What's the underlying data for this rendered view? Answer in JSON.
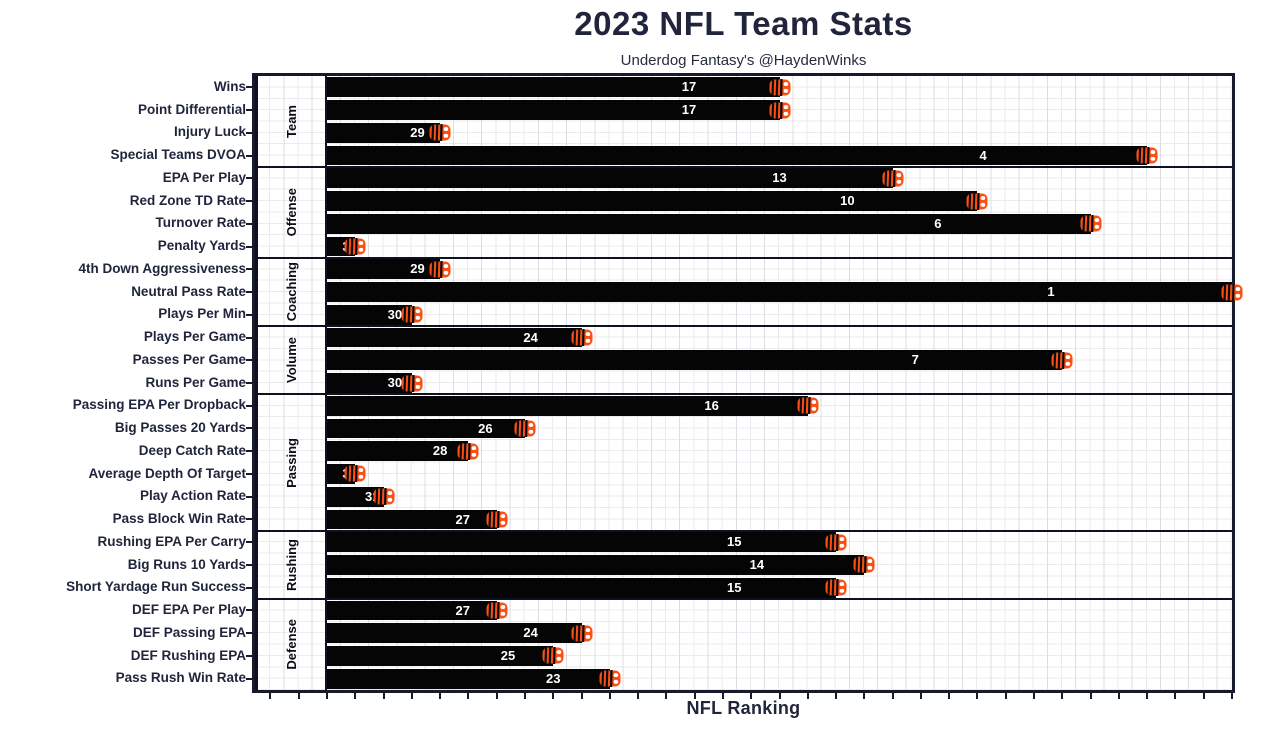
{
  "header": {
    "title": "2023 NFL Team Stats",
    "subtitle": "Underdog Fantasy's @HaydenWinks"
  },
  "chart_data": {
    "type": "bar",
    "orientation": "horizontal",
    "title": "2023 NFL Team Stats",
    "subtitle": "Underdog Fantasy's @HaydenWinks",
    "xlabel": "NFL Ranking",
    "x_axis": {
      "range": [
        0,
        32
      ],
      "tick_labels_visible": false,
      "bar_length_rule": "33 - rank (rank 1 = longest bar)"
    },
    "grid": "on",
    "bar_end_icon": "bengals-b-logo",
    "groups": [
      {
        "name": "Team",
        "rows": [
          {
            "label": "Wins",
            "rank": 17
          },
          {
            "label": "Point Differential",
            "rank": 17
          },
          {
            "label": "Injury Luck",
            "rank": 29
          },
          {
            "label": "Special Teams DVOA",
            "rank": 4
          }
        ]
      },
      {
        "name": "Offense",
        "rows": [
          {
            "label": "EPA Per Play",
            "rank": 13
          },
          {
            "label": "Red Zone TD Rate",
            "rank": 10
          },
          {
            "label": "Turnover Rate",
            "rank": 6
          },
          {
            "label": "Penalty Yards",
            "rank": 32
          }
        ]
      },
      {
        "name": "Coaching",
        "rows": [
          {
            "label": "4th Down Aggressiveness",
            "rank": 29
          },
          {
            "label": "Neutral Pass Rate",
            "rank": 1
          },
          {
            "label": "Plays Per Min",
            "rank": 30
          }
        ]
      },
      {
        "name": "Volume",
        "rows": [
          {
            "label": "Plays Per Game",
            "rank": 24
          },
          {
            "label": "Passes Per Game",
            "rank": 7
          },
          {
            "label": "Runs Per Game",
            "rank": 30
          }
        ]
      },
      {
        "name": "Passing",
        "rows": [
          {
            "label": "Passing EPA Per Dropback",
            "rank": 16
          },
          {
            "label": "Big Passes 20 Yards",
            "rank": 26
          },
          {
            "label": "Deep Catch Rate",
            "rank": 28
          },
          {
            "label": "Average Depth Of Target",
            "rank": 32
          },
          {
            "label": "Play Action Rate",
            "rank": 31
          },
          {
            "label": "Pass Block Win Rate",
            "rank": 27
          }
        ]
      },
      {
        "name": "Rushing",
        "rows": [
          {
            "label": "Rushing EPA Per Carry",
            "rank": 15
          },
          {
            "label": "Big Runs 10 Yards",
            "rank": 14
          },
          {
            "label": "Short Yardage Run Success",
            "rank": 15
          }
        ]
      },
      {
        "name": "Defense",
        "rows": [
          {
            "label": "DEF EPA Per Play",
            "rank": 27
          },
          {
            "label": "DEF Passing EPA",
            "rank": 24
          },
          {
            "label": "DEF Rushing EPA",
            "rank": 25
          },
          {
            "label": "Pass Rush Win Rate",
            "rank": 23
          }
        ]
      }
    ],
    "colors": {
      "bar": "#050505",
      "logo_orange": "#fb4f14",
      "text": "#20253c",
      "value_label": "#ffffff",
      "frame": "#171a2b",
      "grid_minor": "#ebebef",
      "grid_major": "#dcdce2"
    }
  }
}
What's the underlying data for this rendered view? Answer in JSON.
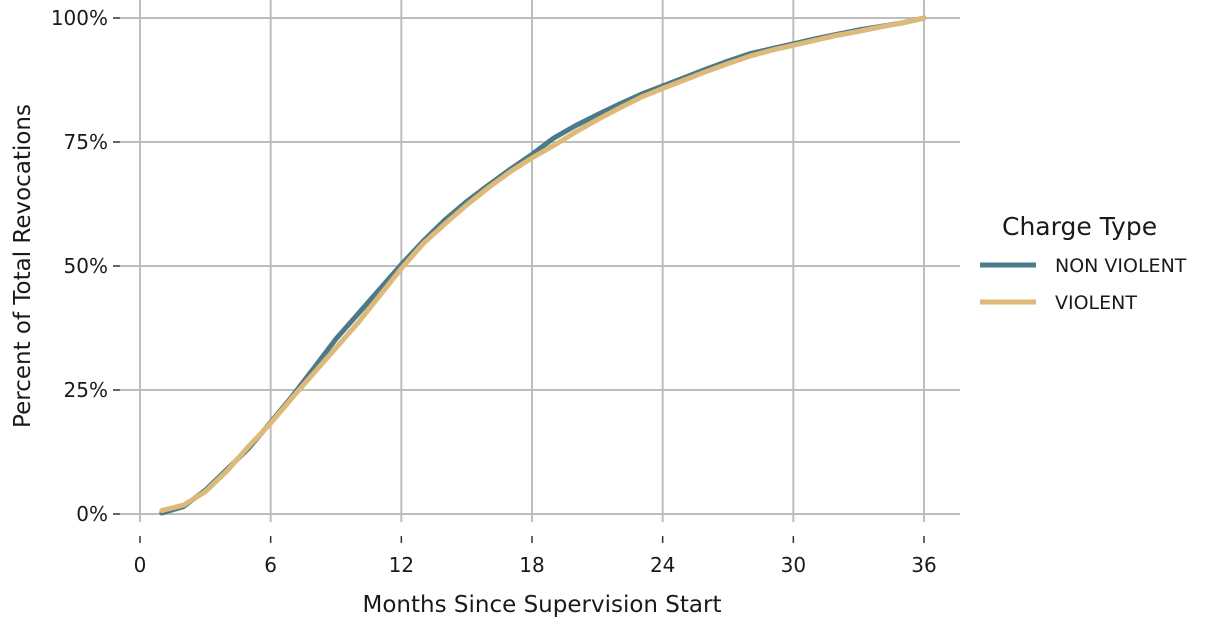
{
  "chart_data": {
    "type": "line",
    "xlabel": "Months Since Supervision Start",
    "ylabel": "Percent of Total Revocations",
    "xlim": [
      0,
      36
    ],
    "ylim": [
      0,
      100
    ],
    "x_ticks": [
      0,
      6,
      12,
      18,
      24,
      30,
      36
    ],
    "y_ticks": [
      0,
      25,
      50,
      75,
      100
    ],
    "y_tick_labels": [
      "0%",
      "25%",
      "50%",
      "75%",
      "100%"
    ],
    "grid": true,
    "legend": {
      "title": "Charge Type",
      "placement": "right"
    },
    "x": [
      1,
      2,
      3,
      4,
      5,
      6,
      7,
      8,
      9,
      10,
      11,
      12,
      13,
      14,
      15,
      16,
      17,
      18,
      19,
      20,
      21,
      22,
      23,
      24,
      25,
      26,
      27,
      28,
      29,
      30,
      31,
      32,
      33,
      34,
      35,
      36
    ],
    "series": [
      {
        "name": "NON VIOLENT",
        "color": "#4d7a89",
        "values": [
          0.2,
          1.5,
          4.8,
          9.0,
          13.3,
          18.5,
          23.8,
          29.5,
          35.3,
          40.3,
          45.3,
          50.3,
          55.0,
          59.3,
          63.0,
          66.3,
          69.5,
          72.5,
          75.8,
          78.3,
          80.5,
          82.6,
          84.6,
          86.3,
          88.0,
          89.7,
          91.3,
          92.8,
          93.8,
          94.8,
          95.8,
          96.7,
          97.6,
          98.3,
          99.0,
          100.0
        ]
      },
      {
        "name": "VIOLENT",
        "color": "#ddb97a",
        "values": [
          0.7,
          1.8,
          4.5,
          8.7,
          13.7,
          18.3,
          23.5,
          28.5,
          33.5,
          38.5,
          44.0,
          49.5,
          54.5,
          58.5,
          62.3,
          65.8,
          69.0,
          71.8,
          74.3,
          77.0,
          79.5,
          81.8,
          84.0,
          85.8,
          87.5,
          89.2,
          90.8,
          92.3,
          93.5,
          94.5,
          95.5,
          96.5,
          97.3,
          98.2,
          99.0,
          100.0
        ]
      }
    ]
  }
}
★ ★ ★
## Problem description
How many lines in the data contain the string "subtitle"? Respond with the number only.

## Written response
2